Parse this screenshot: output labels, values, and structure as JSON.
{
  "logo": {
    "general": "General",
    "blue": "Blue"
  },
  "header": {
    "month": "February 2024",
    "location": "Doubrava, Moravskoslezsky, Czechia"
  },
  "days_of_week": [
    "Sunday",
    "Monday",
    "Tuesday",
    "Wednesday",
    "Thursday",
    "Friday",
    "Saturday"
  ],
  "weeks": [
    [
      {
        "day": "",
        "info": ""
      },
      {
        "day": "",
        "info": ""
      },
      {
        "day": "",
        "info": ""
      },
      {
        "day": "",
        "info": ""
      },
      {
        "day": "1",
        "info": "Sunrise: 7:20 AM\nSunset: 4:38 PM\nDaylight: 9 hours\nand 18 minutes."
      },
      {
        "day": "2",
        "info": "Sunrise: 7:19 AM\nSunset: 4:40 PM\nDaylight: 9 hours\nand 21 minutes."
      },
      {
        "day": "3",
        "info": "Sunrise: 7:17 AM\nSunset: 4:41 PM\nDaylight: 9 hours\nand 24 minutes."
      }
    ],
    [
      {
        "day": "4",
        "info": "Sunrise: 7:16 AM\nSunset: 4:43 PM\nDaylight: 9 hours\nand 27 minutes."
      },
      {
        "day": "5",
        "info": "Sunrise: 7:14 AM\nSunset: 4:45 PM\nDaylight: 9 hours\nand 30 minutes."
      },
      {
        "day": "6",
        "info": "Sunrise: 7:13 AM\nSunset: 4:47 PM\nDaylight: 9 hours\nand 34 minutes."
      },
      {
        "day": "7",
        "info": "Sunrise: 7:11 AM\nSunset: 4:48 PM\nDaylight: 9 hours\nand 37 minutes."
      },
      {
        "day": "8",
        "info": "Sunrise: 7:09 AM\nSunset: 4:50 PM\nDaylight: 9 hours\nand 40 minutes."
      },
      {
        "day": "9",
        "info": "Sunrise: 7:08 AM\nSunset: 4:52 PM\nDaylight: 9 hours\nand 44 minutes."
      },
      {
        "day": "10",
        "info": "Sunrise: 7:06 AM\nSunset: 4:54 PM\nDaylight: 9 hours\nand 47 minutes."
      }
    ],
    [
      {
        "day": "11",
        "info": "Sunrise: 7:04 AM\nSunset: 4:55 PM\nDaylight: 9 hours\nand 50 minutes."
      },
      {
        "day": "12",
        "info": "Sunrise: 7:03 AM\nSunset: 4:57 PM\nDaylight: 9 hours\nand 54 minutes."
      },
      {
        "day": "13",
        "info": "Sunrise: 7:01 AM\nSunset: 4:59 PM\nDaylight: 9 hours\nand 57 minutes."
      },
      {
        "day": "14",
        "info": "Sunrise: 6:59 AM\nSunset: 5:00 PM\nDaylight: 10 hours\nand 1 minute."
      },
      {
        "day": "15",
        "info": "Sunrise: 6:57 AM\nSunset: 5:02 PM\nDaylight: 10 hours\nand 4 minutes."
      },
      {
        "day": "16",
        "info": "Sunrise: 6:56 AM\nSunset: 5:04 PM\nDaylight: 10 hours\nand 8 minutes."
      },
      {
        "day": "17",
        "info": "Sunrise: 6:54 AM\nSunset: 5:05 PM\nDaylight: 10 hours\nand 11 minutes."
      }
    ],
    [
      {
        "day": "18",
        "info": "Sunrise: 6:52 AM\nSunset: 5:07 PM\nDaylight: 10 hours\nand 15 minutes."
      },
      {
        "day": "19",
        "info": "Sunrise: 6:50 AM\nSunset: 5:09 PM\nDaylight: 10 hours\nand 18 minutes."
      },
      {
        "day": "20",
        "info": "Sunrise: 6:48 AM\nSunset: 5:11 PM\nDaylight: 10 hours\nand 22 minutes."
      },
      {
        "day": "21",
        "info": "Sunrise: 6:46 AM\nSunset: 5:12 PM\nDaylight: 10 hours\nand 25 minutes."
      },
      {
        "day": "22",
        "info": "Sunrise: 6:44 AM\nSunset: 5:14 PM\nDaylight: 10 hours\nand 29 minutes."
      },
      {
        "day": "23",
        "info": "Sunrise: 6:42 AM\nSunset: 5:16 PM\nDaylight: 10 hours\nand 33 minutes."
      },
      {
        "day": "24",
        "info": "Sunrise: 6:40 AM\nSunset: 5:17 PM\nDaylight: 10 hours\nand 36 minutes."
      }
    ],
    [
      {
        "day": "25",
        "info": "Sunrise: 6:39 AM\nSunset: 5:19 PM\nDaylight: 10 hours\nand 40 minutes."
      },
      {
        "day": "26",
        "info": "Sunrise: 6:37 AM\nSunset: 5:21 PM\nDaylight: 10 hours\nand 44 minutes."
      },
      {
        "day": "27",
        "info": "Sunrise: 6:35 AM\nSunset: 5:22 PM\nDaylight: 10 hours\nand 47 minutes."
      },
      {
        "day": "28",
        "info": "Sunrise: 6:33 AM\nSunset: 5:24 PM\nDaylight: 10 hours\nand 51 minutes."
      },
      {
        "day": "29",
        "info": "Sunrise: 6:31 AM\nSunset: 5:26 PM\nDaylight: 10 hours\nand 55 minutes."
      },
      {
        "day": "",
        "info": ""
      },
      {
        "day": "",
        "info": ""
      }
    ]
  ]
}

==========

▶ [WHAT YOU HAVE TO DO] Repeat the material from above exactly, word for word.

▶ [TASK RESPONSE]
Parse this screenshot: output labels, values, and structure as JSON.
{
  "logo": {
    "general": "General",
    "blue": "Blue"
  },
  "header": {
    "month": "February 2024",
    "location": "Doubrava, Moravskoslezsky, Czechia"
  },
  "days_of_week": [
    "Sunday",
    "Monday",
    "Tuesday",
    "Wednesday",
    "Thursday",
    "Friday",
    "Saturday"
  ],
  "weeks": [
    [
      {
        "day": "",
        "info": ""
      },
      {
        "day": "",
        "info": ""
      },
      {
        "day": "",
        "info": ""
      },
      {
        "day": "",
        "info": ""
      },
      {
        "day": "1",
        "info": "Sunrise: 7:20 AM\nSunset: 4:38 PM\nDaylight: 9 hours\nand 18 minutes."
      },
      {
        "day": "2",
        "info": "Sunrise: 7:19 AM\nSunset: 4:40 PM\nDaylight: 9 hours\nand 21 minutes."
      },
      {
        "day": "3",
        "info": "Sunrise: 7:17 AM\nSunset: 4:41 PM\nDaylight: 9 hours\nand 24 minutes."
      }
    ],
    [
      {
        "day": "4",
        "info": "Sunrise: 7:16 AM\nSunset: 4:43 PM\nDaylight: 9 hours\nand 27 minutes."
      },
      {
        "day": "5",
        "info": "Sunrise: 7:14 AM\nSunset: 4:45 PM\nDaylight: 9 hours\nand 30 minutes."
      },
      {
        "day": "6",
        "info": "Sunrise: 7:13 AM\nSunset: 4:47 PM\nDaylight: 9 hours\nand 34 minutes."
      },
      {
        "day": "7",
        "info": "Sunrise: 7:11 AM\nSunset: 4:48 PM\nDaylight: 9 hours\nand 37 minutes."
      },
      {
        "day": "8",
        "info": "Sunrise: 7:09 AM\nSunset: 4:50 PM\nDaylight: 9 hours\nand 40 minutes."
      },
      {
        "day": "9",
        "info": "Sunrise: 7:08 AM\nSunset: 4:52 PM\nDaylight: 9 hours\nand 44 minutes."
      },
      {
        "day": "10",
        "info": "Sunrise: 7:06 AM\nSunset: 4:54 PM\nDaylight: 9 hours\nand 47 minutes."
      }
    ],
    [
      {
        "day": "11",
        "info": "Sunrise: 7:04 AM\nSunset: 4:55 PM\nDaylight: 9 hours\nand 50 minutes."
      },
      {
        "day": "12",
        "info": "Sunrise: 7:03 AM\nSunset: 4:57 PM\nDaylight: 9 hours\nand 54 minutes."
      },
      {
        "day": "13",
        "info": "Sunrise: 7:01 AM\nSunset: 4:59 PM\nDaylight: 9 hours\nand 57 minutes."
      },
      {
        "day": "14",
        "info": "Sunrise: 6:59 AM\nSunset: 5:00 PM\nDaylight: 10 hours\nand 1 minute."
      },
      {
        "day": "15",
        "info": "Sunrise: 6:57 AM\nSunset: 5:02 PM\nDaylight: 10 hours\nand 4 minutes."
      },
      {
        "day": "16",
        "info": "Sunrise: 6:56 AM\nSunset: 5:04 PM\nDaylight: 10 hours\nand 8 minutes."
      },
      {
        "day": "17",
        "info": "Sunrise: 6:54 AM\nSunset: 5:05 PM\nDaylight: 10 hours\nand 11 minutes."
      }
    ],
    [
      {
        "day": "18",
        "info": "Sunrise: 6:52 AM\nSunset: 5:07 PM\nDaylight: 10 hours\nand 15 minutes."
      },
      {
        "day": "19",
        "info": "Sunrise: 6:50 AM\nSunset: 5:09 PM\nDaylight: 10 hours\nand 18 minutes."
      },
      {
        "day": "20",
        "info": "Sunrise: 6:48 AM\nSunset: 5:11 PM\nDaylight: 10 hours\nand 22 minutes."
      },
      {
        "day": "21",
        "info": "Sunrise: 6:46 AM\nSunset: 5:12 PM\nDaylight: 10 hours\nand 25 minutes."
      },
      {
        "day": "22",
        "info": "Sunrise: 6:44 AM\nSunset: 5:14 PM\nDaylight: 10 hours\nand 29 minutes."
      },
      {
        "day": "23",
        "info": "Sunrise: 6:42 AM\nSunset: 5:16 PM\nDaylight: 10 hours\nand 33 minutes."
      },
      {
        "day": "24",
        "info": "Sunrise: 6:40 AM\nSunset: 5:17 PM\nDaylight: 10 hours\nand 36 minutes."
      }
    ],
    [
      {
        "day": "25",
        "info": "Sunrise: 6:39 AM\nSunset: 5:19 PM\nDaylight: 10 hours\nand 40 minutes."
      },
      {
        "day": "26",
        "info": "Sunrise: 6:37 AM\nSunset: 5:21 PM\nDaylight: 10 hours\nand 44 minutes."
      },
      {
        "day": "27",
        "info": "Sunrise: 6:35 AM\nSunset: 5:22 PM\nDaylight: 10 hours\nand 47 minutes."
      },
      {
        "day": "28",
        "info": "Sunrise: 6:33 AM\nSunset: 5:24 PM\nDaylight: 10 hours\nand 51 minutes."
      },
      {
        "day": "29",
        "info": "Sunrise: 6:31 AM\nSunset: 5:26 PM\nDaylight: 10 hours\nand 55 minutes."
      },
      {
        "day": "",
        "info": ""
      },
      {
        "day": "",
        "info": ""
      }
    ]
  ]
}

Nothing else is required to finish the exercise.